Süleyman DİLMEN
ULULAŞTIRILARAK MİSYONU TERK EDİLEN RASULULLAH
Allah’a hamd, elçisi Muhammed (a.s.)’ e ve O’nun izinden gidenlere salat ve selam olsun. Yüzyıllardır insanlar sevdiği, saydığı, yücelttiği kimseleri veya sevmediği halde bu kişileri yüceltmek maksadıyla birtakım unvanlarla/ sıfatlarla anarlar/ seslenirler. Âlemlere rahmet ve bizim için çok güzel bir örnek olan Resulullah Muhammed (O’na ve O’nun izinden gidenlere selam olsun) için de, ‘Habibullah’ (Allah’ın Sevgilisi), gerek ‘Seyyidus sakaleyn: iki dünyanın efendisi’, ‘Kâinatın Seyyidi/ Efendisi’, ‘Peygamberlerin Efendisi’, ‘Güllerin Efendisi’, ‘Efendimiz’ gibi ifadeler kullanmışlardır.

:: Verilen liste ::
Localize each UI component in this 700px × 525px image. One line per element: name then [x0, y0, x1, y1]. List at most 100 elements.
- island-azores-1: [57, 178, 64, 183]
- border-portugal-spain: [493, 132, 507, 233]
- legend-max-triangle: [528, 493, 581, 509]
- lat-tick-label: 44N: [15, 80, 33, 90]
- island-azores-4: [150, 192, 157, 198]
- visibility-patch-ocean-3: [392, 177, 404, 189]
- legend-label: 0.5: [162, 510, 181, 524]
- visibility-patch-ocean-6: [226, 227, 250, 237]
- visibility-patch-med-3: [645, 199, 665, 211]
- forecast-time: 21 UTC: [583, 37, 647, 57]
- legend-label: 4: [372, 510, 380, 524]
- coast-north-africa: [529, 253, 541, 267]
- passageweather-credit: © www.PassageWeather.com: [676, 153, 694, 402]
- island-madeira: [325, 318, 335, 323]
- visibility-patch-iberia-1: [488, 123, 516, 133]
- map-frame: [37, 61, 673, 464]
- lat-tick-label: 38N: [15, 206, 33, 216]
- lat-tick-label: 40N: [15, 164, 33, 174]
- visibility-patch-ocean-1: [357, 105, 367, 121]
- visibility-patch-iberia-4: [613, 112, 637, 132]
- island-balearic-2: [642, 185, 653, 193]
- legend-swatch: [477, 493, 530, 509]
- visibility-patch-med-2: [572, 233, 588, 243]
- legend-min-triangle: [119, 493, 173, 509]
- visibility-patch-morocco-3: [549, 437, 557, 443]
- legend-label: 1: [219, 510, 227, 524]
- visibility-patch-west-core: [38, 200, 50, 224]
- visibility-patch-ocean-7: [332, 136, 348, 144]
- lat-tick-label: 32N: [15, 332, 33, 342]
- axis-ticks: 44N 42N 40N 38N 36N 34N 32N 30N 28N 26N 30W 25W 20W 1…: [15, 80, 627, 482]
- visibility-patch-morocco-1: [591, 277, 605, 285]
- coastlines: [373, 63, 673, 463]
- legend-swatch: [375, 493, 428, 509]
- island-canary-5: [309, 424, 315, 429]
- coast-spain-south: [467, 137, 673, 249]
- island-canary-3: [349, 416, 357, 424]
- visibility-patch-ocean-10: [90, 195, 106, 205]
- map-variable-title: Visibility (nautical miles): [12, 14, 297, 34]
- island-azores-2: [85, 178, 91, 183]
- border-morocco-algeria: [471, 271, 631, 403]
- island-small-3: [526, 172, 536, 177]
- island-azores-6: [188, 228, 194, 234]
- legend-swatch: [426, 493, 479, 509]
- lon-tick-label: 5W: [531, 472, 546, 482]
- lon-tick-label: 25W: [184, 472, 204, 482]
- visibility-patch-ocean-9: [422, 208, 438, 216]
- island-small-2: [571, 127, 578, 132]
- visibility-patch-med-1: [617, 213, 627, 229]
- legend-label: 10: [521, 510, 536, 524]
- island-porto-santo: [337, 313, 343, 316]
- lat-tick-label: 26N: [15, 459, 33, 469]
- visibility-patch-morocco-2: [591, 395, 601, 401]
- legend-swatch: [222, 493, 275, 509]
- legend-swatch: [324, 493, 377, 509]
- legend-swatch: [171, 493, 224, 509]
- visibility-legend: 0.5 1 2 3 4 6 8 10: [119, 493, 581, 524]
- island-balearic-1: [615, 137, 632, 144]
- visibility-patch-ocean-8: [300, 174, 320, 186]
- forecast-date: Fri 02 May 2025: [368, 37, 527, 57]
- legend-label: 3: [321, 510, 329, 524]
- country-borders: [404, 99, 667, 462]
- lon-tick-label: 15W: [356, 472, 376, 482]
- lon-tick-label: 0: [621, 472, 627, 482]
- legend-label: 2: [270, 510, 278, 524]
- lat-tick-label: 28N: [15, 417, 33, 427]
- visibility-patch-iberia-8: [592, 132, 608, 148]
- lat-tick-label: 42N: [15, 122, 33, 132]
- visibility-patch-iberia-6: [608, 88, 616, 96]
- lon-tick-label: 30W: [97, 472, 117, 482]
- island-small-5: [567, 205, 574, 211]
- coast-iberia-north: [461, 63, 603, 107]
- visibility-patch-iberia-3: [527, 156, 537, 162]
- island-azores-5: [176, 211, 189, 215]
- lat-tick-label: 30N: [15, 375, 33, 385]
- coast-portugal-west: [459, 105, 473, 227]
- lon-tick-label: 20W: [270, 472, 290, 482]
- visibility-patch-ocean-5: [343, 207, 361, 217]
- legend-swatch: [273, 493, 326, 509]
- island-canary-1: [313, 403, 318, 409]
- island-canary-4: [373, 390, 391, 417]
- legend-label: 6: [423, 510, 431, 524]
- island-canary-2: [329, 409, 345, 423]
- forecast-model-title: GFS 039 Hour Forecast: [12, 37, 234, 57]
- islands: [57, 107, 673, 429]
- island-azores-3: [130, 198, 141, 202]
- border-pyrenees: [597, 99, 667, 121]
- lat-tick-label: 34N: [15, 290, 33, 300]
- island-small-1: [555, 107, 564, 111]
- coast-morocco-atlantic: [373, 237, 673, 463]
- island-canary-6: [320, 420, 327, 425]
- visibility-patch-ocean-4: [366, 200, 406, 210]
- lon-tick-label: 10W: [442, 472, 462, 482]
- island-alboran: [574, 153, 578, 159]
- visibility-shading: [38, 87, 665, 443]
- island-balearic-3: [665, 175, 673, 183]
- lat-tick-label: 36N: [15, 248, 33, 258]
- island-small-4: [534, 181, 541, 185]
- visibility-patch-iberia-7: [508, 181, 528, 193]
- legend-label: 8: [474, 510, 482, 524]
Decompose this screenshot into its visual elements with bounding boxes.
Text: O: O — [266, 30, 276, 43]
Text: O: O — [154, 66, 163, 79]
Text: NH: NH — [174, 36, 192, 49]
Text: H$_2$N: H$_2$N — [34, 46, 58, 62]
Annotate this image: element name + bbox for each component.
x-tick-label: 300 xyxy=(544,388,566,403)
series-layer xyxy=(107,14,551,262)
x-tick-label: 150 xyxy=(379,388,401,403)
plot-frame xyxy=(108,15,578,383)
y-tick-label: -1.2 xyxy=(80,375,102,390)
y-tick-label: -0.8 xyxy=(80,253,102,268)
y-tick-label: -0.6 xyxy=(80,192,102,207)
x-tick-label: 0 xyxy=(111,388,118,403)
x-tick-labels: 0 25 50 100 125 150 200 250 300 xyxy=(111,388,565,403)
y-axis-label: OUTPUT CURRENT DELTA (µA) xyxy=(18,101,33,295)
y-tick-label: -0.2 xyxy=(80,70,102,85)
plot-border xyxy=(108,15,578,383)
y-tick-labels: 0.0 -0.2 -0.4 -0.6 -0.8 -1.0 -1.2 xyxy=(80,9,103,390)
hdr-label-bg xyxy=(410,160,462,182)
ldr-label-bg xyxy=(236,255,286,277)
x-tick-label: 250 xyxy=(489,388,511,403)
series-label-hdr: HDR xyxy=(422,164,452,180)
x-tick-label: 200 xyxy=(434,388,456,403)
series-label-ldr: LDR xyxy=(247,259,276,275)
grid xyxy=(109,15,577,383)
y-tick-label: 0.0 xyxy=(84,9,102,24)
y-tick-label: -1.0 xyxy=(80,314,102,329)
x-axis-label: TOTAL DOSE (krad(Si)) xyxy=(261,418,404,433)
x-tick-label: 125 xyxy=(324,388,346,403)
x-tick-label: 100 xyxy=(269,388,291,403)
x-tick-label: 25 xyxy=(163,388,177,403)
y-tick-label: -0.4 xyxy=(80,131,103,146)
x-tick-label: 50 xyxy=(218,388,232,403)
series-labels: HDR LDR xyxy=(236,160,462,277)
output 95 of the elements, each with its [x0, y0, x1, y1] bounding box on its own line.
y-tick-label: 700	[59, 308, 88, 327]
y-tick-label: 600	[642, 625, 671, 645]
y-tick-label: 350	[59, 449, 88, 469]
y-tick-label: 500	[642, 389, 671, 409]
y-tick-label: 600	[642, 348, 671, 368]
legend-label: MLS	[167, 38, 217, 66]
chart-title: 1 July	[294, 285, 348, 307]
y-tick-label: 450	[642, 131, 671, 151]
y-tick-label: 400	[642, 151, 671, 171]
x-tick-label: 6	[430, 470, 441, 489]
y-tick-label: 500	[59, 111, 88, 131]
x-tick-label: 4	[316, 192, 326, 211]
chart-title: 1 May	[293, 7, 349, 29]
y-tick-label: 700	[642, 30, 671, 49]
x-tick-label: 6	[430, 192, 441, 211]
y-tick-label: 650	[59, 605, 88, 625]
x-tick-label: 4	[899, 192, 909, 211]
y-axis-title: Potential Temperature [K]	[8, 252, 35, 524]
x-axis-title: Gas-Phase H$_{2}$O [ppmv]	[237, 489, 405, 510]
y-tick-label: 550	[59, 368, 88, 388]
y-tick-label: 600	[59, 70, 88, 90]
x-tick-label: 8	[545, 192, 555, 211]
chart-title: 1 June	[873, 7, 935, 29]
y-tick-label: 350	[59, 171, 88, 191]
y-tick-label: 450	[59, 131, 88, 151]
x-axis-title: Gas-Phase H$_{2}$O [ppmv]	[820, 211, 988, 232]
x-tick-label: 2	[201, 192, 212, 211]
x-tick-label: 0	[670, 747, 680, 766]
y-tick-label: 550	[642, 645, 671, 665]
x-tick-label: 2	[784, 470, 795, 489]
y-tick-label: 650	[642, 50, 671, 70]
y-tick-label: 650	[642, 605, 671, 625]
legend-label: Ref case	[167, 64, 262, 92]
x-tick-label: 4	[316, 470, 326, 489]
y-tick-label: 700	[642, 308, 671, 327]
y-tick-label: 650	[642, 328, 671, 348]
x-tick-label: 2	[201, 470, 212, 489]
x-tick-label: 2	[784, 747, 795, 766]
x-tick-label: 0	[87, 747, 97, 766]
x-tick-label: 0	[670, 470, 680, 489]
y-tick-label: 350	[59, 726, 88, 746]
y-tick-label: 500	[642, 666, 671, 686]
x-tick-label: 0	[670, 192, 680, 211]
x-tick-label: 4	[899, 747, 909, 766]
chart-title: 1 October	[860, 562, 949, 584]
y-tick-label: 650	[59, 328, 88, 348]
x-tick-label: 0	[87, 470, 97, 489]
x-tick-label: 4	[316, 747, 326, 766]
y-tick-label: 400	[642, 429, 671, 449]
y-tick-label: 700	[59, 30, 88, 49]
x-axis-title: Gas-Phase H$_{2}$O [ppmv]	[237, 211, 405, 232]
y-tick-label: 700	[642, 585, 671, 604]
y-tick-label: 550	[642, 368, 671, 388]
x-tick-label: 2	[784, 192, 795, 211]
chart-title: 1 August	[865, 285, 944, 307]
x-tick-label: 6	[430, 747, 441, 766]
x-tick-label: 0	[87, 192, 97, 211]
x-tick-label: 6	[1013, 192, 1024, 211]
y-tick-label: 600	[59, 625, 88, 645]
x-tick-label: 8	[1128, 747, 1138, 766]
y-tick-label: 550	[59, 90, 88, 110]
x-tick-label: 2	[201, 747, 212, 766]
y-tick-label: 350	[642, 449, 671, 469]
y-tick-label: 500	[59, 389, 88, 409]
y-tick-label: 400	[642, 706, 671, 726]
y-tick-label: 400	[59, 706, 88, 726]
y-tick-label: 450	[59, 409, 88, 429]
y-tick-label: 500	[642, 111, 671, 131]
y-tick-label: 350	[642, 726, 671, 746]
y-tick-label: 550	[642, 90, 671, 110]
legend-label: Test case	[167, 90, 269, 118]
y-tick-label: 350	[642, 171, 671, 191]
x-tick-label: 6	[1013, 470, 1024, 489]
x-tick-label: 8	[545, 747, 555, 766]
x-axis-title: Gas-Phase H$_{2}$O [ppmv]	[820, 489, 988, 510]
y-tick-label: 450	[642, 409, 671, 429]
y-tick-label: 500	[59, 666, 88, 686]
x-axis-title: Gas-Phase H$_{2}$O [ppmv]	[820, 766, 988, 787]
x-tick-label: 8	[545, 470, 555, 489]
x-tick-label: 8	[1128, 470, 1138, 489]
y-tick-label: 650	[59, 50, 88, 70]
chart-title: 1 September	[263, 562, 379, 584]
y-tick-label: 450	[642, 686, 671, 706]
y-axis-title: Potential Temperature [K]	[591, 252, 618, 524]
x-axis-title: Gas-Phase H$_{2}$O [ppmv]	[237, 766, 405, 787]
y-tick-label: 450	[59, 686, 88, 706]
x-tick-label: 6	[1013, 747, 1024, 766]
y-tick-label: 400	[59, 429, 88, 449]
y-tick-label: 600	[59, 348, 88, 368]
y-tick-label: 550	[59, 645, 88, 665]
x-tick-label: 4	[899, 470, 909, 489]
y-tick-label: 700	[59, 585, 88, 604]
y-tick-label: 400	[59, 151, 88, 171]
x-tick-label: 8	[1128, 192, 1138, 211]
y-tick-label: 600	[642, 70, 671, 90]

:: İstek ::
Yukarıdaki metin bölümüne göre aşağıdaki ifadeler doğru mu? Her biri için evet ya da hayır yazın ve kararı belirleyen sözleri metinden olduğu gibi alıntılayın.
1. İnsanlar unvanlarla yalnızca sevdikleri kişileri anarlar.
2. Resulullah için "Güllerin Efendisi" ifadesi kullanılmıştır.
3. "Habibullah" unvanının anlamı "Allah'ın Elçisi" olarak verilmiştir.

:: Görevin cevabı ::
1. Hayır: “veya sevmediği halde bu kişileri yüceltmek maksadıyla birtakım unvanlarla/ sıfatlarla anarlar/ seslenirler”
2. Evet: “‘Güllerin Efendisi’, ‘Efendimiz’ gibi ifadeler kullanmışlardır”
3. Hayır: “‘Habibullah’ (Allah’ın Sevgilisi)”